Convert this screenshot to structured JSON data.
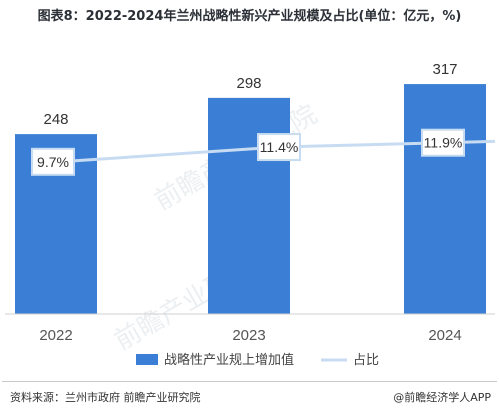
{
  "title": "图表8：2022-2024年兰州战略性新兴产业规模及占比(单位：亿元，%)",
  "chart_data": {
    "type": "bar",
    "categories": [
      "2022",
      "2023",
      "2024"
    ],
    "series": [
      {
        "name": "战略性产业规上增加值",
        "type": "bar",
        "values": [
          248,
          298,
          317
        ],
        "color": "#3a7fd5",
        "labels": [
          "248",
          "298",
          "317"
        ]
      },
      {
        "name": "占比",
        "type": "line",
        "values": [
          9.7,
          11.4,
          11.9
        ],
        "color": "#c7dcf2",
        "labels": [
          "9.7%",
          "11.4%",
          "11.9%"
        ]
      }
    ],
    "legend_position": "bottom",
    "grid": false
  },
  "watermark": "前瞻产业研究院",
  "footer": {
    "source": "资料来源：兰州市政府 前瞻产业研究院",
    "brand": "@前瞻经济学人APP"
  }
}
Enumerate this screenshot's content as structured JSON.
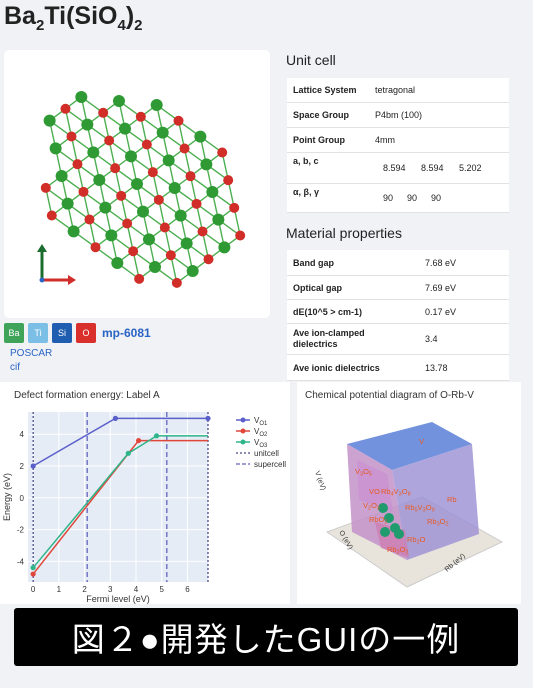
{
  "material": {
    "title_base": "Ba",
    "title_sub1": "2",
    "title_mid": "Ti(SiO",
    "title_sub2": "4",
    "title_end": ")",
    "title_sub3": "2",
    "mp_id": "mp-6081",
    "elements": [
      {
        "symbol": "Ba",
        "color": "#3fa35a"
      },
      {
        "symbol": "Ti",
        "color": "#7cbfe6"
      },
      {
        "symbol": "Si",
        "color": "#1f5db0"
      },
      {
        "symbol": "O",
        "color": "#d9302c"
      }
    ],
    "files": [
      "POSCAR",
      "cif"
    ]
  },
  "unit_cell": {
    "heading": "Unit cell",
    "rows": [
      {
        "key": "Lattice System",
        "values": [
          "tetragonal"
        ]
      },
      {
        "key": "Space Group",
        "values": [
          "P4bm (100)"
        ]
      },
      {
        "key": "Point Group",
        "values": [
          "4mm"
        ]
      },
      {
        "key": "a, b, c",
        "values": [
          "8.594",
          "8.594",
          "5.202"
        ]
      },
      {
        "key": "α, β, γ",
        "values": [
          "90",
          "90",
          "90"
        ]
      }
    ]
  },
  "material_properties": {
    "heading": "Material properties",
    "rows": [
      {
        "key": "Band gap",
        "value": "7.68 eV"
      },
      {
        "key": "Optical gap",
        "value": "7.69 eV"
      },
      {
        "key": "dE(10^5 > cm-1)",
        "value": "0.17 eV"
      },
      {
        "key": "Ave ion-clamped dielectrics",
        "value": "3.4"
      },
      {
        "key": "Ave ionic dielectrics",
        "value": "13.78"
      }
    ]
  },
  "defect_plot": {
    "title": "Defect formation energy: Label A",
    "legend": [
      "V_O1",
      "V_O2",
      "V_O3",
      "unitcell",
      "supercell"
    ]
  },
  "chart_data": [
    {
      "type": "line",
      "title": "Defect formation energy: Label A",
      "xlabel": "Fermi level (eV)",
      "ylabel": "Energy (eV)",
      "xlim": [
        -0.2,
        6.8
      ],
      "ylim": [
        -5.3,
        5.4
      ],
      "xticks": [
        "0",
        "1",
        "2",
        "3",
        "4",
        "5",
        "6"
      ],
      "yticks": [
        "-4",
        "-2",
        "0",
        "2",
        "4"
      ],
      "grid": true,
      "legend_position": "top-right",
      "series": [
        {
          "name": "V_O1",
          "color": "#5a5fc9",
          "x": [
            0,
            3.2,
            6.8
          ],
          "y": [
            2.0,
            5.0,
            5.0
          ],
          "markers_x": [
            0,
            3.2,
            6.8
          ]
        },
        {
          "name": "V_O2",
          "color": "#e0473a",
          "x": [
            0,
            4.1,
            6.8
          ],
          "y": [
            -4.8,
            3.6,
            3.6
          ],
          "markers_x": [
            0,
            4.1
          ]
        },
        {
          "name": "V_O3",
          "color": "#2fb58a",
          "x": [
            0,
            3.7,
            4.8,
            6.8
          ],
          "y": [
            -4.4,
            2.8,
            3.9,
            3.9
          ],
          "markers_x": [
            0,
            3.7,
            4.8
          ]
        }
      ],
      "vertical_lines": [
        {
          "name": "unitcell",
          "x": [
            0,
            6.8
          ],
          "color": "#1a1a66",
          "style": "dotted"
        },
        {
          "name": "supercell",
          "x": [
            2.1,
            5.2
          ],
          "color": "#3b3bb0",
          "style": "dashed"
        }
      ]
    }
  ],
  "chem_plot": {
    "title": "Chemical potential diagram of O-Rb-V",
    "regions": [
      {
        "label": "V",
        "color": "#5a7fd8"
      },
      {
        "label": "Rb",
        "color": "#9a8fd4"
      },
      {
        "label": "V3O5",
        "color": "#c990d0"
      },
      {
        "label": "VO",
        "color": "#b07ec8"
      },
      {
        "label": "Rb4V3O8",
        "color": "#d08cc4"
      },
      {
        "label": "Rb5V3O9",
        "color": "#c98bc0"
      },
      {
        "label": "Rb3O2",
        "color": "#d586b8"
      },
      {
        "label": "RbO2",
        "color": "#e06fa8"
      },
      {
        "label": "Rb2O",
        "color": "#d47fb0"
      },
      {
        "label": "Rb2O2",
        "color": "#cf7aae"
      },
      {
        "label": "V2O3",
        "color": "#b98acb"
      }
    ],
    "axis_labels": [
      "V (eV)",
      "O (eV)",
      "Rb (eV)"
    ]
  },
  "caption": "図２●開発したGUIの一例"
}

## THE TASK
Using the records above, find and show each line with the string "前瞻产业研究院".

## EXERCISE RESULT
  "watermark": "前瞻产业研究院",
    "source": "资料来源：兰州市政府 前瞻产业研究院",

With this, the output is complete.